*WORK INSTRUCTIONS:*
Output the full material exactly as it appears here.
□ □ □ □ □
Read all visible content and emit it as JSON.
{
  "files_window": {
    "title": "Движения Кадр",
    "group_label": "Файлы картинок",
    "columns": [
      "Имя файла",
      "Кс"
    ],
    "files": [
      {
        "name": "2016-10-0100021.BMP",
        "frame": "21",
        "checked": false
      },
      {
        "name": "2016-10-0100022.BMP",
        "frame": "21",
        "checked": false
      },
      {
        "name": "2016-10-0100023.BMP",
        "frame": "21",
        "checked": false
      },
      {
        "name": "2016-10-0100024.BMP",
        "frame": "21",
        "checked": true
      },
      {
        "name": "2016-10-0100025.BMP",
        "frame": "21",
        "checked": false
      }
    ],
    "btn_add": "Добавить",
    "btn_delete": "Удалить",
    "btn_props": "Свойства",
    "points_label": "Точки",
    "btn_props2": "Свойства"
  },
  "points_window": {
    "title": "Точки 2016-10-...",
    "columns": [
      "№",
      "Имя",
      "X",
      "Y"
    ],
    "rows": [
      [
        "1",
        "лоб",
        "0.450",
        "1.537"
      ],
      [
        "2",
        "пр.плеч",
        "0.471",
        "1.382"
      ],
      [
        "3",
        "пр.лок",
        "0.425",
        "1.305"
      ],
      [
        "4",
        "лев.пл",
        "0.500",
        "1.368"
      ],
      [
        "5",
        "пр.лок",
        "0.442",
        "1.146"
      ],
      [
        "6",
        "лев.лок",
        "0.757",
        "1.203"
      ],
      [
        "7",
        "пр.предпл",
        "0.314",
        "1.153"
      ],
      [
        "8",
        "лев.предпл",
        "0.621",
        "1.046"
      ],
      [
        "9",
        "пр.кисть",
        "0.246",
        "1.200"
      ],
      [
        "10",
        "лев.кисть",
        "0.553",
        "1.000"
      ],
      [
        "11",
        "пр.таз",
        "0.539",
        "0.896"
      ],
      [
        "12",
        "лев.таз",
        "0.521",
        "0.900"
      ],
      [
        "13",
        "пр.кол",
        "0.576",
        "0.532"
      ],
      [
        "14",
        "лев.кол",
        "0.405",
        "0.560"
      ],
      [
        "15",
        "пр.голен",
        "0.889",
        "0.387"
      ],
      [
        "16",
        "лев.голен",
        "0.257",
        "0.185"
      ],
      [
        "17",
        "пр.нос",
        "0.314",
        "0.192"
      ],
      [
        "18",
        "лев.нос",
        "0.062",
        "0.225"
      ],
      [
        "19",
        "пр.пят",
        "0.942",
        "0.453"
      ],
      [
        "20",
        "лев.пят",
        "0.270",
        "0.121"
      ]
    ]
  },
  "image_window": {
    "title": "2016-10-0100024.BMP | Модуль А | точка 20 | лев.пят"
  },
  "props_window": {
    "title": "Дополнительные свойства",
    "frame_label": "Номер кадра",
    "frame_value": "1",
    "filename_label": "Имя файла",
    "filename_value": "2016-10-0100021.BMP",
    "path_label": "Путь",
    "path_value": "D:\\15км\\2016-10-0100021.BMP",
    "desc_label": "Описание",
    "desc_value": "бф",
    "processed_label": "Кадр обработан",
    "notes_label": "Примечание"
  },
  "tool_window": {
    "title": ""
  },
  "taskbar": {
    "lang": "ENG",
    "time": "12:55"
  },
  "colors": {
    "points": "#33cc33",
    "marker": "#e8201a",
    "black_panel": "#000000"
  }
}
□ □ □ □ □
*ANSWER TO THIS EXERCISE:*
Read all visible content and emit it as JSON.
{
  "files_window": {
    "title": "Движения Кадр",
    "group_label": "Файлы картинок",
    "columns": [
      "Имя файла",
      "Кс"
    ],
    "files": [
      {
        "name": "2016-10-0100021.BMP",
        "frame": "21",
        "checked": false
      },
      {
        "name": "2016-10-0100022.BMP",
        "frame": "21",
        "checked": false
      },
      {
        "name": "2016-10-0100023.BMP",
        "frame": "21",
        "checked": false
      },
      {
        "name": "2016-10-0100024.BMP",
        "frame": "21",
        "checked": true
      },
      {
        "name": "2016-10-0100025.BMP",
        "frame": "21",
        "checked": false
      }
    ],
    "btn_add": "Добавить",
    "btn_delete": "Удалить",
    "btn_props": "Свойства",
    "points_label": "Точки",
    "btn_props2": "Свойства"
  },
  "points_window": {
    "title": "Точки 2016-10-...",
    "columns": [
      "№",
      "Имя",
      "X",
      "Y"
    ],
    "rows": [
      [
        "1",
        "лоб",
        "0.450",
        "1.537"
      ],
      [
        "2",
        "пр.плеч",
        "0.471",
        "1.382"
      ],
      [
        "3",
        "пр.лок",
        "0.425",
        "1.305"
      ],
      [
        "4",
        "лев.пл",
        "0.500",
        "1.368"
      ],
      [
        "5",
        "пр.лок",
        "0.442",
        "1.146"
      ],
      [
        "6",
        "лев.лок",
        "0.757",
        "1.203"
      ],
      [
        "7",
        "пр.предпл",
        "0.314",
        "1.153"
      ],
      [
        "8",
        "лев.предпл",
        "0.621",
        "1.046"
      ],
      [
        "9",
        "пр.кисть",
        "0.246",
        "1.200"
      ],
      [
        "10",
        "лев.кисть",
        "0.553",
        "1.000"
      ],
      [
        "11",
        "пр.таз",
        "0.539",
        "0.896"
      ],
      [
        "12",
        "лев.таз",
        "0.521",
        "0.900"
      ],
      [
        "13",
        "пр.кол",
        "0.576",
        "0.532"
      ],
      [
        "14",
        "лев.кол",
        "0.405",
        "0.560"
      ],
      [
        "15",
        "пр.голен",
        "0.889",
        "0.387"
      ],
      [
        "16",
        "лев.голен",
        "0.257",
        "0.185"
      ],
      [
        "17",
        "пр.нос",
        "0.314",
        "0.192"
      ],
      [
        "18",
        "лев.нос",
        "0.062",
        "0.225"
      ],
      [
        "19",
        "пр.пят",
        "0.942",
        "0.453"
      ],
      [
        "20",
        "лев.пят",
        "0.270",
        "0.121"
      ]
    ]
  },
  "image_window": {
    "title": "2016-10-0100024.BMP | Модуль А | точка 20 | лев.пят"
  },
  "props_window": {
    "title": "Дополнительные свойства",
    "frame_label": "Номер кадра",
    "frame_value": "1",
    "filename_label": "Имя файла",
    "filename_value": "2016-10-0100021.BMP",
    "path_label": "Путь",
    "path_value": "D:\\15км\\2016-10-0100021.BMP",
    "desc_label": "Описание",
    "desc_value": "бф",
    "processed_label": "Кадр обработан",
    "notes_label": "Примечание"
  },
  "tool_window": {
    "title": ""
  },
  "taskbar": {
    "lang": "ENG",
    "time": "12:55"
  },
  "colors": {
    "points": "#33cc33",
    "marker": "#e8201a",
    "black_panel": "#000000"
  }
}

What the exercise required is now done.